* **Written task**:
Give the count of lines holding the string "this" and nothing else.

(Entries with figure data)
++++

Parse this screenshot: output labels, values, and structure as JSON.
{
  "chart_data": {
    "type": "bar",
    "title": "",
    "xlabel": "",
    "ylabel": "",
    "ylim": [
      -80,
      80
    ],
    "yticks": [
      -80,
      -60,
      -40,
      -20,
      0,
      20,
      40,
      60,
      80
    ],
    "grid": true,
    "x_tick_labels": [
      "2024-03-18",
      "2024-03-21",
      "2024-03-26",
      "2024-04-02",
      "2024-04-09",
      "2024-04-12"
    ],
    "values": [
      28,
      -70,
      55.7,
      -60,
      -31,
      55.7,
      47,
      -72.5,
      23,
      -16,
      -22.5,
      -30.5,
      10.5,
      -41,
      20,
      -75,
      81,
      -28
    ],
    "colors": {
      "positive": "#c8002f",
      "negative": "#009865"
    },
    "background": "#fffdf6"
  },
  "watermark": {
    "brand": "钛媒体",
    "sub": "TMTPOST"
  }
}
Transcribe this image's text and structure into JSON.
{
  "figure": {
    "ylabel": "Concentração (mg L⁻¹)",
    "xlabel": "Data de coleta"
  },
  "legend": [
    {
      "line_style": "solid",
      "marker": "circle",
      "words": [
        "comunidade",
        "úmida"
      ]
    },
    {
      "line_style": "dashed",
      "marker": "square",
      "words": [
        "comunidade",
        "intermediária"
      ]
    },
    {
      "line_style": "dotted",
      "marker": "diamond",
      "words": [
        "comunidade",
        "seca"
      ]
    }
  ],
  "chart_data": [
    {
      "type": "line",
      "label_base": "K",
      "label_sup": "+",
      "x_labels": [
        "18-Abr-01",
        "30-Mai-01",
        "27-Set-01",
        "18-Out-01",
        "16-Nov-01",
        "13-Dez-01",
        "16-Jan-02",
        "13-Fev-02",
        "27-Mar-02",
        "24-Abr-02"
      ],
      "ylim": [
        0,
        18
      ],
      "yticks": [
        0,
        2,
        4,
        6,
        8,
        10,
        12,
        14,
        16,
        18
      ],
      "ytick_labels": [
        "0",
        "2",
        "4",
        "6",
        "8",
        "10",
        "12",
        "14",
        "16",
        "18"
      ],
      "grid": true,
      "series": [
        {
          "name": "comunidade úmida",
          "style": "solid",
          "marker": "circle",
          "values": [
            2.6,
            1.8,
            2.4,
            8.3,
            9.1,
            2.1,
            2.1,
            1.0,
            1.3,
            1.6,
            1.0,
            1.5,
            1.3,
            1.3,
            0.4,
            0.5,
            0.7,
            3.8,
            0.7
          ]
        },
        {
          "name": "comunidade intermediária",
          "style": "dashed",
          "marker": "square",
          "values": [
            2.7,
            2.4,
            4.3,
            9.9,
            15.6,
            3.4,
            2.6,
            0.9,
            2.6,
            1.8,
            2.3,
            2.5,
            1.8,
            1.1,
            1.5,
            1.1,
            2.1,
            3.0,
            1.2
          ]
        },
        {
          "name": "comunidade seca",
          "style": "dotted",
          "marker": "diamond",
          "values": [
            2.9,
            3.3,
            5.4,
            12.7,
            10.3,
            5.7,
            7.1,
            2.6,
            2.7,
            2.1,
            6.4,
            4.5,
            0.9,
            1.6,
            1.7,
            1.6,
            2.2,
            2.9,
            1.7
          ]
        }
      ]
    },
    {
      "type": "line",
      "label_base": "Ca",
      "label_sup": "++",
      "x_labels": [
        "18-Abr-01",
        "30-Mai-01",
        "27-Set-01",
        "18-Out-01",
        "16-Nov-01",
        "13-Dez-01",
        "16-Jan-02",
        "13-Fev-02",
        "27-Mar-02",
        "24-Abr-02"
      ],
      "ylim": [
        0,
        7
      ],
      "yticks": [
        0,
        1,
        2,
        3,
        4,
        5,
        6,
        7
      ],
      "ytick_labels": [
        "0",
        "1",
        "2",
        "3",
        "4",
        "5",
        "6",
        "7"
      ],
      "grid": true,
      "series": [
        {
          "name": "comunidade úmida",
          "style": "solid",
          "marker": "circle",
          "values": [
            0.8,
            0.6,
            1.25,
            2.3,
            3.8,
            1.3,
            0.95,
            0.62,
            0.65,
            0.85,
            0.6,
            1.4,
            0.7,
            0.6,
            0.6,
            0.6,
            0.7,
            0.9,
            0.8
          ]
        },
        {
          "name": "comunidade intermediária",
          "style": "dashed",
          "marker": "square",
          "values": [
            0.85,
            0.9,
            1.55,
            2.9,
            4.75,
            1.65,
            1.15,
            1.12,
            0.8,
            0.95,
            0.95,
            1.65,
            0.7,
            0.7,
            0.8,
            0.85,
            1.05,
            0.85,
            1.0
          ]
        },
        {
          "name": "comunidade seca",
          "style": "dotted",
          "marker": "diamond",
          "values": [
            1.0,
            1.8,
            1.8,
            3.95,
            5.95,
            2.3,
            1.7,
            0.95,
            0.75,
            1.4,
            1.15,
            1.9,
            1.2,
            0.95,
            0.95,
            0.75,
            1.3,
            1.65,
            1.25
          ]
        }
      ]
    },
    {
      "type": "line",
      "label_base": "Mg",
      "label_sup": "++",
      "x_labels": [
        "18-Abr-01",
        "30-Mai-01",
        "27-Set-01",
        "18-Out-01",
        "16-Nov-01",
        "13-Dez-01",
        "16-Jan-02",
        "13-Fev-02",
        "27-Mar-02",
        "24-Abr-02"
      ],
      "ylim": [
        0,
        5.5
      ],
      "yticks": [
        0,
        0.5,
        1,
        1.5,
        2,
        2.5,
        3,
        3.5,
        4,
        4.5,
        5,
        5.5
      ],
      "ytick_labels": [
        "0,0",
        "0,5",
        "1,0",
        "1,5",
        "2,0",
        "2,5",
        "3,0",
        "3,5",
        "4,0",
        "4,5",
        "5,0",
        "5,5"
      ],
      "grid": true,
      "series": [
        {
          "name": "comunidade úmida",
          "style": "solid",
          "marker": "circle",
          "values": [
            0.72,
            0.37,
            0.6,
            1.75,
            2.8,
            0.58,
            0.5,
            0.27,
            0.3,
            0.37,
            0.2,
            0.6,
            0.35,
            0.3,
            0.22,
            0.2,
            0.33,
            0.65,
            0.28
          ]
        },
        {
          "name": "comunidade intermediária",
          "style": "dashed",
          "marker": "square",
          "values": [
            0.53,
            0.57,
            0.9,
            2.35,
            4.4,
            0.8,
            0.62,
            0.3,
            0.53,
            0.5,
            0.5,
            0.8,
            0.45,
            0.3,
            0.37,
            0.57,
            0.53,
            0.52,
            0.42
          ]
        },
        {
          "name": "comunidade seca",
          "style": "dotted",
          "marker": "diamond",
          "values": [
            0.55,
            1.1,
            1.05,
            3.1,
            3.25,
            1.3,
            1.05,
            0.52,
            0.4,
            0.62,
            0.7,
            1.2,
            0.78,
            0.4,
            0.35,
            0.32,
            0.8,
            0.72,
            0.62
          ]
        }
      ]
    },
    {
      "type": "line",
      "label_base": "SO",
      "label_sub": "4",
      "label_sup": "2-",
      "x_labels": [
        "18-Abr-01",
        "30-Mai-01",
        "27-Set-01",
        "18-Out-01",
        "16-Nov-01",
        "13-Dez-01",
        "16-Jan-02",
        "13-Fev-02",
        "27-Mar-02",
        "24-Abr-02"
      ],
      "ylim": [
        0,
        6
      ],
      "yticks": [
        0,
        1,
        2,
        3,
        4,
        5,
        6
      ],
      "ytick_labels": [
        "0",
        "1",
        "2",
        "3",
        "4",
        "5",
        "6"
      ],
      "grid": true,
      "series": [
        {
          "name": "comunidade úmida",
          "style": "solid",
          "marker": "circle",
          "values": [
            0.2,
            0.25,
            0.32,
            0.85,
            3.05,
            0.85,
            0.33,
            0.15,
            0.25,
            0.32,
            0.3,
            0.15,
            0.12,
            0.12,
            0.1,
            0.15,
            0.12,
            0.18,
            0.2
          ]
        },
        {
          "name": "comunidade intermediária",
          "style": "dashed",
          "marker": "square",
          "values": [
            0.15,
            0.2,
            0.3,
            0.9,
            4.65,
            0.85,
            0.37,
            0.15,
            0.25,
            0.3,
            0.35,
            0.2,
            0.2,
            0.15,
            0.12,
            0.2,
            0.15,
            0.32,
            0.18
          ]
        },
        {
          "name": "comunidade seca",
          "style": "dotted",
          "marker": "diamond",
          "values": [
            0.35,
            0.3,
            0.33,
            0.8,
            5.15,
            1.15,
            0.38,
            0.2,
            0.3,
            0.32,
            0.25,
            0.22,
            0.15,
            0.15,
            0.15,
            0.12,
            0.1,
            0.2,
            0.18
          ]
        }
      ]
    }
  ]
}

++++

* **Full output**:
2